### To be done
Copy out every record below, word for word.

### Given information
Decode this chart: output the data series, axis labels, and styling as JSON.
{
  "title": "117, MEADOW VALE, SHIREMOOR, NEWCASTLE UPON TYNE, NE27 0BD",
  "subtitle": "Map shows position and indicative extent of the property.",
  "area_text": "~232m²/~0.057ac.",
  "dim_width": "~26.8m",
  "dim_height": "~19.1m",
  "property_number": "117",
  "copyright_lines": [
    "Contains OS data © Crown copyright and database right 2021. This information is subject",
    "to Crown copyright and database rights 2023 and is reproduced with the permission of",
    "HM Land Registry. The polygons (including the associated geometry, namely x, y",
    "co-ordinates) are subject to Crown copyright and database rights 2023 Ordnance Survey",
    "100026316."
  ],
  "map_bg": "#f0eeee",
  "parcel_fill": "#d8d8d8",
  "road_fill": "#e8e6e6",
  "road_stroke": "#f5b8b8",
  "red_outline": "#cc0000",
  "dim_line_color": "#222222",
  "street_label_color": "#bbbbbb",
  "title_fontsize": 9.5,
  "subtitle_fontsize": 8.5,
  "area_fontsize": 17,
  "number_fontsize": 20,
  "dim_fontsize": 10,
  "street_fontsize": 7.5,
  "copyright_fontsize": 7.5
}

### Task output
Decode this chart: output the data series, axis labels, and styling as JSON.
{
  "title": "117, MEADOW VALE, SHIREMOOR, NEWCASTLE UPON TYNE, NE27 0BD",
  "subtitle": "Map shows position and indicative extent of the property.",
  "area_text": "~232m²/~0.057ac.",
  "dim_width": "~26.8m",
  "dim_height": "~19.1m",
  "property_number": "117",
  "copyright_lines": [
    "Contains OS data © Crown copyright and database right 2021. This information is subject",
    "to Crown copyright and database rights 2023 and is reproduced with the permission of",
    "HM Land Registry. The polygons (including the associated geometry, namely x, y",
    "co-ordinates) are subject to Crown copyright and database rights 2023 Ordnance Survey",
    "100026316."
  ],
  "map_bg": "#f0eeee",
  "parcel_fill": "#d8d8d8",
  "road_fill": "#e8e6e6",
  "road_stroke": "#f5b8b8",
  "red_outline": "#cc0000",
  "dim_line_color": "#222222",
  "street_label_color": "#bbbbbb",
  "title_fontsize": 9.5,
  "subtitle_fontsize": 8.5,
  "area_fontsize": 17,
  "number_fontsize": 20,
  "dim_fontsize": 10,
  "street_fontsize": 7.5,
  "copyright_fontsize": 7.5
}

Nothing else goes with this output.